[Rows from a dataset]
....
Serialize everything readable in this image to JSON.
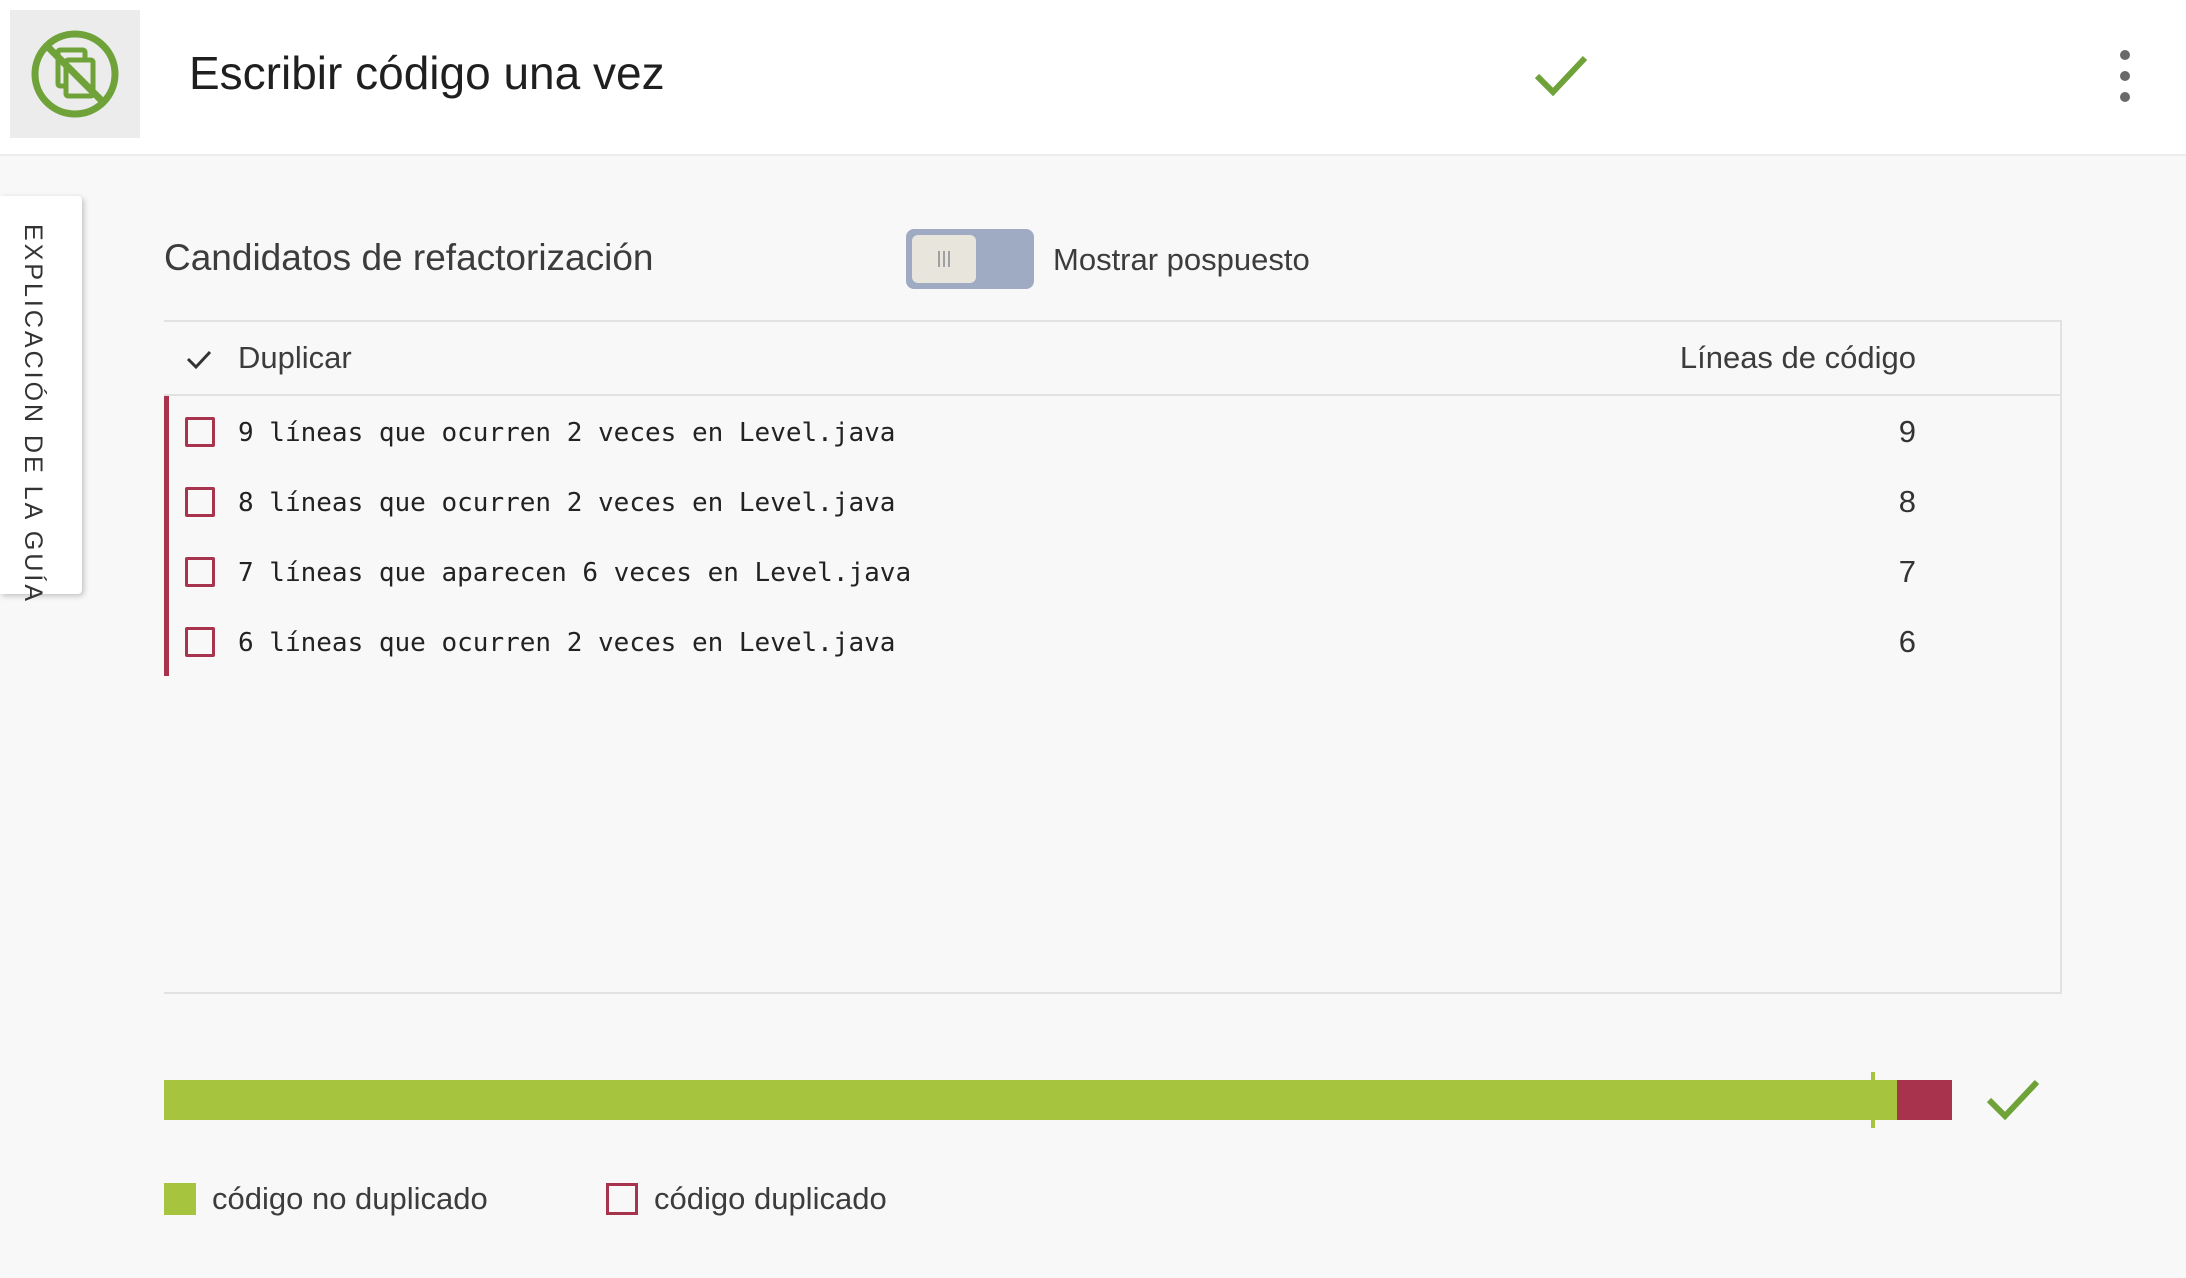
{
  "header": {
    "title": "Escribir código una vez",
    "logo_icon": "no-copy-icon",
    "status_icon": "checkmark-icon",
    "menu_icon": "more-vert-icon"
  },
  "side_tab": {
    "label": "EXPLICACIÓN DE LA GUÍA"
  },
  "section": {
    "title": "Candidatos de refactorización",
    "toggle_label": "Mostrar pospuesto",
    "toggle_on": false
  },
  "table": {
    "columns": [
      "Duplicar",
      "Líneas de código"
    ],
    "rows": [
      {
        "text": "9 líneas que ocurren 2 veces en Level.java",
        "lines": "9"
      },
      {
        "text": "8 líneas que ocurren 2 veces en Level.java",
        "lines": "8"
      },
      {
        "text": "7 líneas que aparecen 6 veces en Level.java",
        "lines": "7"
      },
      {
        "text": "6 líneas que ocurren 2 veces en Level.java",
        "lines": "6"
      }
    ]
  },
  "progress": {
    "non_duplicated_fraction": 0.969,
    "target_fraction": 0.956
  },
  "legend": [
    {
      "label": "código no duplicado",
      "kind": "fill"
    },
    {
      "label": "código duplicado",
      "kind": "outline"
    }
  ],
  "colors": {
    "accent_green": "#a7c43f",
    "check_green": "#6fa33a",
    "duplicate_red": "#a8334d",
    "toggle_track": "#9eabc2"
  }
}
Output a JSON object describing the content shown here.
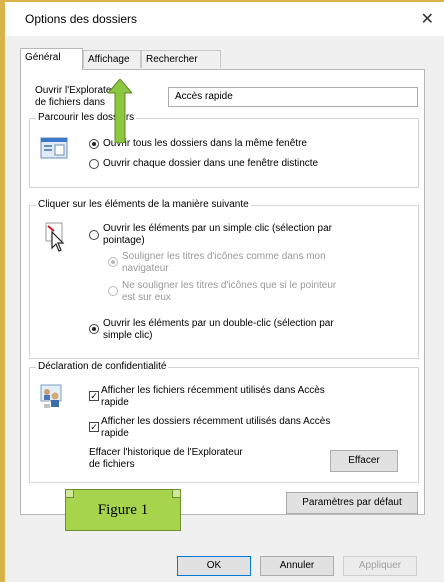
{
  "window": {
    "title": "Options des dossiers",
    "close": "✕"
  },
  "tabs": [
    {
      "label": "Général",
      "active": true
    },
    {
      "label": "Affichage",
      "active": false
    },
    {
      "label": "Rechercher",
      "active": false
    }
  ],
  "open_explorer": {
    "label_line1": "Ouvrir l'Explorateur",
    "label_line2": "de fichiers dans",
    "selected": "Accès rapide"
  },
  "browse": {
    "title": "Parcourir les dossiers",
    "option_same": "Ouvrir tous les dossiers dans la même fenêtre",
    "option_new": "Ouvrir chaque dossier dans une fenêtre distincte",
    "selected": "same"
  },
  "click": {
    "title": "Cliquer sur les éléments de la manière suivante",
    "single_line1": "Ouvrir les éléments par un simple clic (sélection par",
    "single_line2": "pointage)",
    "underline_browser_line1": "Souligner les titres d'icônes comme dans mon",
    "underline_browser_line2": "navigateur",
    "underline_hover_line1": "Ne souligner les titres d'icônes que si le pointeur",
    "underline_hover_line2": "est sur eux",
    "double_line1": "Ouvrir les éléments par un double-clic (sélection par",
    "double_line2": "simple clic)",
    "selected": "double"
  },
  "privacy": {
    "title": "Déclaration de confidentialité",
    "recent_files_line1": "Afficher les fichiers récemment utilisés dans Accès",
    "recent_files_line2": "rapide",
    "recent_folders_line1": "Afficher les dossiers récemment utilisés dans Accès",
    "recent_folders_line2": "rapide",
    "clear_history_line1": "Effacer l'historique de l'Explorateur",
    "clear_history_line2": "de fichiers",
    "clear_button": "Effacer",
    "check_mark": "✓"
  },
  "defaults_button": "Paramètres par défaut",
  "footer": {
    "ok": "OK",
    "cancel": "Annuler",
    "apply": "Appliquer"
  },
  "annotation": {
    "figure_label": "Figure 1",
    "arrow_color": "#8dc63f"
  }
}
....
Work required >> Each record above should be copied character for character, with pictures dropped.

Full response >>
Serialize everything readable in this image to JSON.
{
  "header": {
    "title": "Escribir código una vez",
    "logo_icon": "no-copy-icon",
    "status_icon": "checkmark-icon",
    "menu_icon": "more-vert-icon"
  },
  "side_tab": {
    "label": "EXPLICACIÓN DE LA GUÍA"
  },
  "section": {
    "title": "Candidatos de refactorización",
    "toggle_label": "Mostrar pospuesto",
    "toggle_on": false
  },
  "table": {
    "columns": [
      "Duplicar",
      "Líneas de código"
    ],
    "rows": [
      {
        "text": "9 líneas que ocurren 2 veces en Level.java",
        "lines": "9"
      },
      {
        "text": "8 líneas que ocurren 2 veces en Level.java",
        "lines": "8"
      },
      {
        "text": "7 líneas que aparecen 6 veces en Level.java",
        "lines": "7"
      },
      {
        "text": "6 líneas que ocurren 2 veces en Level.java",
        "lines": "6"
      }
    ]
  },
  "progress": {
    "non_duplicated_fraction": 0.969,
    "target_fraction": 0.956
  },
  "legend": [
    {
      "label": "código no duplicado",
      "kind": "fill"
    },
    {
      "label": "código duplicado",
      "kind": "outline"
    }
  ],
  "colors": {
    "accent_green": "#a7c43f",
    "check_green": "#6fa33a",
    "duplicate_red": "#a8334d",
    "toggle_track": "#9eabc2"
  }
}
Output a JSON object describing the content shown here.
{
  "window": {
    "title": "Options des dossiers",
    "close": "✕"
  },
  "tabs": [
    {
      "label": "Général",
      "active": true
    },
    {
      "label": "Affichage",
      "active": false
    },
    {
      "label": "Rechercher",
      "active": false
    }
  ],
  "open_explorer": {
    "label_line1": "Ouvrir l'Explorateur",
    "label_line2": "de fichiers dans",
    "selected": "Accès rapide"
  },
  "browse": {
    "title": "Parcourir les dossiers",
    "option_same": "Ouvrir tous les dossiers dans la même fenêtre",
    "option_new": "Ouvrir chaque dossier dans une fenêtre distincte",
    "selected": "same"
  },
  "click": {
    "title": "Cliquer sur les éléments de la manière suivante",
    "single_line1": "Ouvrir les éléments par un simple clic (sélection par",
    "single_line2": "pointage)",
    "underline_browser_line1": "Souligner les titres d'icônes comme dans mon",
    "underline_browser_line2": "navigateur",
    "underline_hover_line1": "Ne souligner les titres d'icônes que si le pointeur",
    "underline_hover_line2": "est sur eux",
    "double_line1": "Ouvrir les éléments par un double-clic (sélection par",
    "double_line2": "simple clic)",
    "selected": "double"
  },
  "privacy": {
    "title": "Déclaration de confidentialité",
    "recent_files_line1": "Afficher les fichiers récemment utilisés dans Accès",
    "recent_files_line2": "rapide",
    "recent_folders_line1": "Afficher les dossiers récemment utilisés dans Accès",
    "recent_folders_line2": "rapide",
    "clear_history_line1": "Effacer l'historique de l'Explorateur",
    "clear_history_line2": "de fichiers",
    "clear_button": "Effacer",
    "check_mark": "✓"
  },
  "defaults_button": "Paramètres par défaut",
  "footer": {
    "ok": "OK",
    "cancel": "Annuler",
    "apply": "Appliquer"
  },
  "annotation": {
    "figure_label": "Figure 1",
    "arrow_color": "#8dc63f"
  }
}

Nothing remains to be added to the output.